> Task brief
Transcribe the entries exactly; images are not part of the copy.

> Figure contents as structured data
** start **
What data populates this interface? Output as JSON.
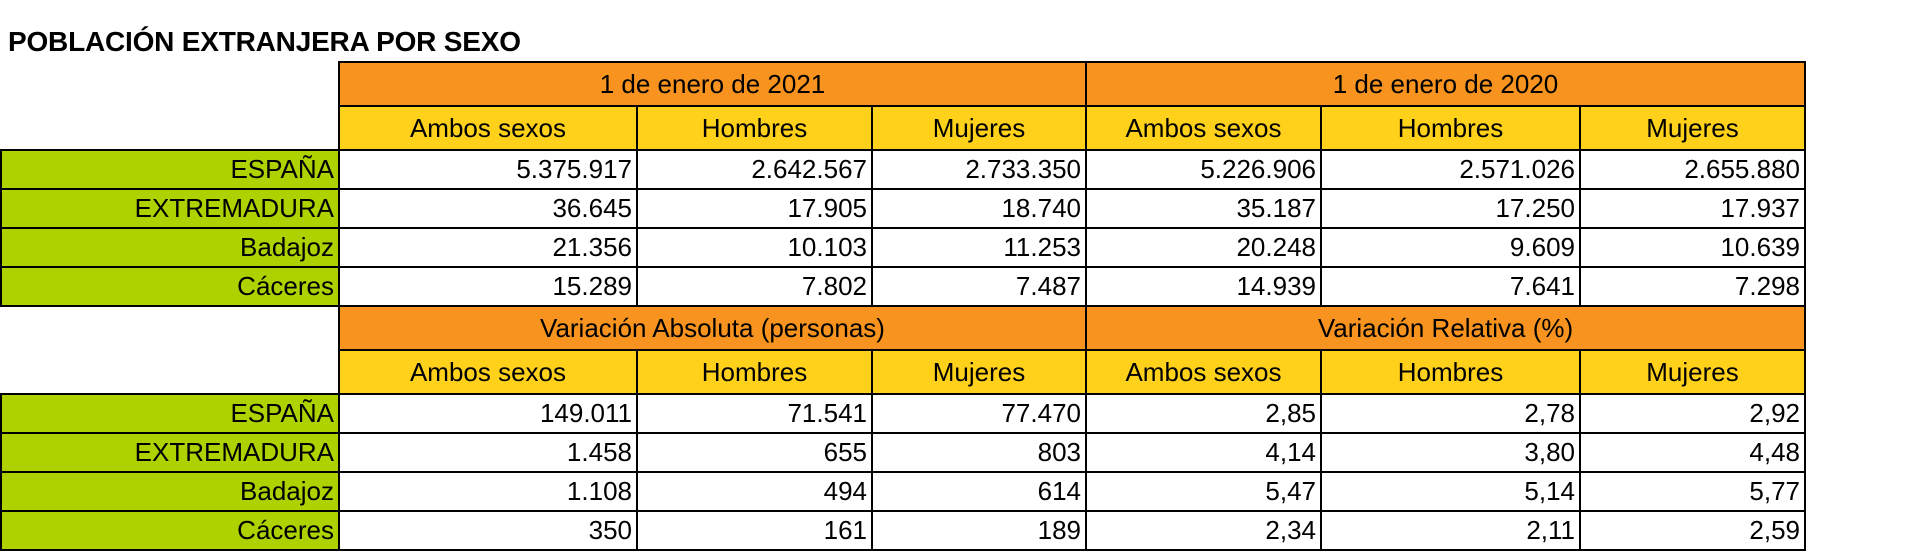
{
  "title": "POBLACIÓN EXTRANJERA POR SEXO",
  "colors": {
    "group_header": "#F7931E",
    "sub_header": "#FFD11A",
    "region_label": "#ADD200"
  },
  "section1": {
    "groups": [
      "1 de enero de 2021",
      "1 de enero de 2020"
    ],
    "subheaders": [
      "Ambos sexos",
      "Hombres",
      "Mujeres",
      "Ambos sexos",
      "Hombres",
      "Mujeres"
    ],
    "rows": [
      {
        "region": "ESPAÑA",
        "values": [
          "5.375.917",
          "2.642.567",
          "2.733.350",
          "5.226.906",
          "2.571.026",
          "2.655.880"
        ]
      },
      {
        "region": "EXTREMADURA",
        "values": [
          "36.645",
          "17.905",
          "18.740",
          "35.187",
          "17.250",
          "17.937"
        ]
      },
      {
        "region": "Badajoz",
        "values": [
          "21.356",
          "10.103",
          "11.253",
          "20.248",
          "9.609",
          "10.639"
        ]
      },
      {
        "region": "Cáceres",
        "values": [
          "15.289",
          "7.802",
          "7.487",
          "14.939",
          "7.641",
          "7.298"
        ]
      }
    ]
  },
  "section2": {
    "groups": [
      "Variación Absoluta (personas)",
      "Variación Relativa (%)"
    ],
    "subheaders": [
      "Ambos sexos",
      "Hombres",
      "Mujeres",
      "Ambos sexos",
      "Hombres",
      "Mujeres"
    ],
    "rows": [
      {
        "region": "ESPAÑA",
        "values": [
          "149.011",
          "71.541",
          "77.470",
          "2,85",
          "2,78",
          "2,92"
        ]
      },
      {
        "region": "EXTREMADURA",
        "values": [
          "1.458",
          "655",
          "803",
          "4,14",
          "3,80",
          "4,48"
        ]
      },
      {
        "region": "Badajoz",
        "values": [
          "1.108",
          "494",
          "614",
          "5,47",
          "5,14",
          "5,77"
        ]
      },
      {
        "region": "Cáceres",
        "values": [
          "350",
          "161",
          "189",
          "2,34",
          "2,11",
          "2,59"
        ]
      }
    ]
  }
}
** end **
> Result
What data populates this interface? Output as JSON.
{
  "title": "POBLACIÓN EXTRANJERA POR SEXO",
  "colors": {
    "group_header": "#F7931E",
    "sub_header": "#FFD11A",
    "region_label": "#ADD200"
  },
  "section1": {
    "groups": [
      "1 de enero de 2021",
      "1 de enero de 2020"
    ],
    "subheaders": [
      "Ambos sexos",
      "Hombres",
      "Mujeres",
      "Ambos sexos",
      "Hombres",
      "Mujeres"
    ],
    "rows": [
      {
        "region": "ESPAÑA",
        "values": [
          "5.375.917",
          "2.642.567",
          "2.733.350",
          "5.226.906",
          "2.571.026",
          "2.655.880"
        ]
      },
      {
        "region": "EXTREMADURA",
        "values": [
          "36.645",
          "17.905",
          "18.740",
          "35.187",
          "17.250",
          "17.937"
        ]
      },
      {
        "region": "Badajoz",
        "values": [
          "21.356",
          "10.103",
          "11.253",
          "20.248",
          "9.609",
          "10.639"
        ]
      },
      {
        "region": "Cáceres",
        "values": [
          "15.289",
          "7.802",
          "7.487",
          "14.939",
          "7.641",
          "7.298"
        ]
      }
    ]
  },
  "section2": {
    "groups": [
      "Variación Absoluta (personas)",
      "Variación Relativa (%)"
    ],
    "subheaders": [
      "Ambos sexos",
      "Hombres",
      "Mujeres",
      "Ambos sexos",
      "Hombres",
      "Mujeres"
    ],
    "rows": [
      {
        "region": "ESPAÑA",
        "values": [
          "149.011",
          "71.541",
          "77.470",
          "2,85",
          "2,78",
          "2,92"
        ]
      },
      {
        "region": "EXTREMADURA",
        "values": [
          "1.458",
          "655",
          "803",
          "4,14",
          "3,80",
          "4,48"
        ]
      },
      {
        "region": "Badajoz",
        "values": [
          "1.108",
          "494",
          "614",
          "5,47",
          "5,14",
          "5,77"
        ]
      },
      {
        "region": "Cáceres",
        "values": [
          "350",
          "161",
          "189",
          "2,34",
          "2,11",
          "2,59"
        ]
      }
    ]
  }
}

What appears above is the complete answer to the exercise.